● **Problem statement**
From the line that has "Extract all readable text from this page." down to the final line of the listing below, transcribe every line exactly, and only those.

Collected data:

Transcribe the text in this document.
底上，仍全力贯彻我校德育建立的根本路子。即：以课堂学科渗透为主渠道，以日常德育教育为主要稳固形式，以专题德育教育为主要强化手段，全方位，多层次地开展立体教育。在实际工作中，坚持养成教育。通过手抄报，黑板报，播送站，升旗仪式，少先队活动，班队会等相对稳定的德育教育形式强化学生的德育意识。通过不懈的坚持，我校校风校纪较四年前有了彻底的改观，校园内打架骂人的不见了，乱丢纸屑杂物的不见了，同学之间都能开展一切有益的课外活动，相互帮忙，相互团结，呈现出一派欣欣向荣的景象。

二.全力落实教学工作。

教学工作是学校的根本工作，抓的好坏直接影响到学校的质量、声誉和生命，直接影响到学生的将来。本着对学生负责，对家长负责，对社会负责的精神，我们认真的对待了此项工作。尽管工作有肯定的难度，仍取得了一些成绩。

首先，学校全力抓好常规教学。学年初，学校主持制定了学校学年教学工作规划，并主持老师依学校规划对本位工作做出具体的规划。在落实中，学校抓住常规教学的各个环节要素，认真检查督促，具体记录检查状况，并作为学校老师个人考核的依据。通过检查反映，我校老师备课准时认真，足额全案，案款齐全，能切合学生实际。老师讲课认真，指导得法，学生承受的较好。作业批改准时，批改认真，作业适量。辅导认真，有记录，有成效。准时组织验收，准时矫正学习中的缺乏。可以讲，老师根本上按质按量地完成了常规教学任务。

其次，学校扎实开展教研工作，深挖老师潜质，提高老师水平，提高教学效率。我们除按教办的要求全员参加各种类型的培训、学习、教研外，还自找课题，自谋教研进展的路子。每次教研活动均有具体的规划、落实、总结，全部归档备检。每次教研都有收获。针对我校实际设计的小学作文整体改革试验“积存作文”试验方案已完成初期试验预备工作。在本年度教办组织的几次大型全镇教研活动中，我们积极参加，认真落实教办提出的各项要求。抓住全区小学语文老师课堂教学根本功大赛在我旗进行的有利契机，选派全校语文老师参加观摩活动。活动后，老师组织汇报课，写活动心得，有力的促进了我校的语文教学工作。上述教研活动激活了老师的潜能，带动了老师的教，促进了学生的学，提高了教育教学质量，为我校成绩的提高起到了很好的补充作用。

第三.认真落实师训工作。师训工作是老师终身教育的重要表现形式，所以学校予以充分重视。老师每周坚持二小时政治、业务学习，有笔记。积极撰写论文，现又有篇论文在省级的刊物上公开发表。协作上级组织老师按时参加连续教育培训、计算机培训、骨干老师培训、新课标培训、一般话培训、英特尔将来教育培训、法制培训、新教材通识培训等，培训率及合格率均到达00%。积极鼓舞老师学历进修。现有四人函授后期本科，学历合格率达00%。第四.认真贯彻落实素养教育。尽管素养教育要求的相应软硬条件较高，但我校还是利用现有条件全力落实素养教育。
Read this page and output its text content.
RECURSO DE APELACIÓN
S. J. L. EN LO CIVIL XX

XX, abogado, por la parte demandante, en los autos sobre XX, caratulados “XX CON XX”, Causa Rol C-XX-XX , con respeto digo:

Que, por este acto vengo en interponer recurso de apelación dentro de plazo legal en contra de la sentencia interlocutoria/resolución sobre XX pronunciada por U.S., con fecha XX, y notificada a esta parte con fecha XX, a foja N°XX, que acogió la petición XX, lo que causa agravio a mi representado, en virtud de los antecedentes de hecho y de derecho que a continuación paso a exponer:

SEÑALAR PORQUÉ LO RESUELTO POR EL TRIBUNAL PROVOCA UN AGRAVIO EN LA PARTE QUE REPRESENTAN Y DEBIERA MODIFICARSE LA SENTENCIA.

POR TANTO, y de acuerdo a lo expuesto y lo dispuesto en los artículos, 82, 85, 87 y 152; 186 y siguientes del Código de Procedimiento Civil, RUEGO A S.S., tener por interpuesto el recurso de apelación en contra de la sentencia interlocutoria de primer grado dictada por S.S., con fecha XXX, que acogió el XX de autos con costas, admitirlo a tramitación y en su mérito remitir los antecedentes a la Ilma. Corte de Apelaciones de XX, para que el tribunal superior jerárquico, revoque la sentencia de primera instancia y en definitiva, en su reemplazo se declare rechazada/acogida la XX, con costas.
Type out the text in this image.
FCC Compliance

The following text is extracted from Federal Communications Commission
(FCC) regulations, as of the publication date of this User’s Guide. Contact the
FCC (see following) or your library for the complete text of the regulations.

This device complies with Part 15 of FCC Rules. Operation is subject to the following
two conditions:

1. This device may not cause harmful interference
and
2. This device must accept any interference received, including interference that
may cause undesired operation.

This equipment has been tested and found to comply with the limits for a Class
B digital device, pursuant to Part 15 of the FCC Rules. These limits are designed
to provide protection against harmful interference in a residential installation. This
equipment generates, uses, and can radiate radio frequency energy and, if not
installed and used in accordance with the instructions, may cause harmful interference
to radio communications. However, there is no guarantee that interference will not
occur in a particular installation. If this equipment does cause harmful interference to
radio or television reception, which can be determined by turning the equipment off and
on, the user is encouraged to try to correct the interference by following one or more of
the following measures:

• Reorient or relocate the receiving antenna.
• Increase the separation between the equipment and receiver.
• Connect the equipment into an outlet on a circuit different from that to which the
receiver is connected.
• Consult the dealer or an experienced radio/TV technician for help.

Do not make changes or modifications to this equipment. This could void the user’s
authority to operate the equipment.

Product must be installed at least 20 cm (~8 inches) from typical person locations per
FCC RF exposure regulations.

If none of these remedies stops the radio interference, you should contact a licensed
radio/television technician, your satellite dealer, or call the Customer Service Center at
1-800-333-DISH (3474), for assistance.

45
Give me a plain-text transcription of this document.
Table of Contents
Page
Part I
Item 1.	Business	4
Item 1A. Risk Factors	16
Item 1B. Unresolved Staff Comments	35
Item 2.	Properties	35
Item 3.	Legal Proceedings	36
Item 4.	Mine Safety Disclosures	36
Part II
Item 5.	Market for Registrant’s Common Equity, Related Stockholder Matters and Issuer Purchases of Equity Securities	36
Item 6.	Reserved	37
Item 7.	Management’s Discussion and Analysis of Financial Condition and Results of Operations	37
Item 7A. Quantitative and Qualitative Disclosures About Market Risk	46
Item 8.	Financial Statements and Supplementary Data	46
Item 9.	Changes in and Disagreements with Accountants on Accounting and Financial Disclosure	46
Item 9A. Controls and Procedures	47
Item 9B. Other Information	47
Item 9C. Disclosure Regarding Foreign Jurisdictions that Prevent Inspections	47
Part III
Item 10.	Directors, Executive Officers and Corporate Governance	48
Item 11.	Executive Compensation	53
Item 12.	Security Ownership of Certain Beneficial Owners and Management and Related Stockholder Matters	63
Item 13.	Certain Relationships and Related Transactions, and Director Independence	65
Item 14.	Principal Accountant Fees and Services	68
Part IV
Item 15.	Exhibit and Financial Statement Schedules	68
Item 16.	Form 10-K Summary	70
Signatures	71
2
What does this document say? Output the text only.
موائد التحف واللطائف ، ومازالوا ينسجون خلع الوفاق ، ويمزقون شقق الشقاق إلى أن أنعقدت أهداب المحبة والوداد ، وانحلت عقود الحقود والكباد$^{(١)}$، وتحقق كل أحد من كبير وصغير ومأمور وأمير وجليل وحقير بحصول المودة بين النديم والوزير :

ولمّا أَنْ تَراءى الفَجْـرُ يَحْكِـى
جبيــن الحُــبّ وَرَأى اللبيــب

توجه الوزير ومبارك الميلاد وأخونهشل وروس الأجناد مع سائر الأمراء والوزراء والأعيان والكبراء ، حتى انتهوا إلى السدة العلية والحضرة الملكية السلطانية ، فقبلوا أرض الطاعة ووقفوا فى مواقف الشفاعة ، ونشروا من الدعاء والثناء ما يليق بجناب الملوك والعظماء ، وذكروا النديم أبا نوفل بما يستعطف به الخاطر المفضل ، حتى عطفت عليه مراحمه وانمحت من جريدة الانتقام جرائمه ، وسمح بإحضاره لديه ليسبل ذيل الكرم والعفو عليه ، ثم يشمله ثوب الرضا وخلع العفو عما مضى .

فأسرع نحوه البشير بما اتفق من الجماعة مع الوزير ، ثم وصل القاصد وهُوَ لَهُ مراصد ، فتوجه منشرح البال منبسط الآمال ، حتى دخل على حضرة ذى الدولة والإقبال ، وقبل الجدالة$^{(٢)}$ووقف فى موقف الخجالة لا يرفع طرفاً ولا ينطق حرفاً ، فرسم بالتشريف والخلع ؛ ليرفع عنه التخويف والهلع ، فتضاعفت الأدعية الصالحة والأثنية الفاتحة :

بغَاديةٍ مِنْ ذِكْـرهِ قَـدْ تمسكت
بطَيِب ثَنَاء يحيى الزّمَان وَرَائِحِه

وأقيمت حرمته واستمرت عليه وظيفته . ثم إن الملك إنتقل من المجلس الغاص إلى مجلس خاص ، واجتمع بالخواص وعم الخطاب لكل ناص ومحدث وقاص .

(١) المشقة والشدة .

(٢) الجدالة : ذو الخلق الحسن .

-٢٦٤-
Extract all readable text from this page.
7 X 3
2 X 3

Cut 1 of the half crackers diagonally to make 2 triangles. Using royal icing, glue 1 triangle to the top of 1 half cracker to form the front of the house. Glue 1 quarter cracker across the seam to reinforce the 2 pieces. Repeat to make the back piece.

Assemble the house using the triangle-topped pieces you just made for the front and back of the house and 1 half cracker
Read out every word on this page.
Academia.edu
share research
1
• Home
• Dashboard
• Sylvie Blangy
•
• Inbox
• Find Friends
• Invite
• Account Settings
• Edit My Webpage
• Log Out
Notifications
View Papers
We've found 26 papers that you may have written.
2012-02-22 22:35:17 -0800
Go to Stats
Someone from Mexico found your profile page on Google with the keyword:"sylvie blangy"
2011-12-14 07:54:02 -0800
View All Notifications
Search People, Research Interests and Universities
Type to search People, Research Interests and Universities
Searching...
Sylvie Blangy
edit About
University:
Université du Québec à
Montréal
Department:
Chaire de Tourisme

● **Result**
Extract all readable text from this page.
7 X 3
2 X 3

Cut 1 of the half crackers diagonally to make 2 triangles. Using royal icing, glue 1 triangle to the top of 1 half cracker to form the front of the house. Glue 1 quarter cracker across the seam to reinforce the 2 pieces. Repeat to make the back piece.

Assemble the house using the triangle-topped pieces you just made for the front and back of the house and 1 half cracker
Read out every word on this page.
Academia.edu
share research
1
• Home
• Dashboard
• Sylvie Blangy
•
• Inbox
• Find Friends
• Invite
• Account Settings
• Edit My Webpage
• Log Out
Notifications
View Papers
We've found 26 papers that you may have written.
2012-02-22 22:35:17 -0800
Go to Stats
Someone from Mexico found your profile page on Google with the keyword:"sylvie blangy"
2011-12-14 07:54:02 -0800
View All Notifications
Search People, Research Interests and Universities
Type to search People, Research Interests and Universities
Searching...
Sylvie Blangy
edit About
University:
Université du Québec à
Montréal
Department:
Chaire de Tourisme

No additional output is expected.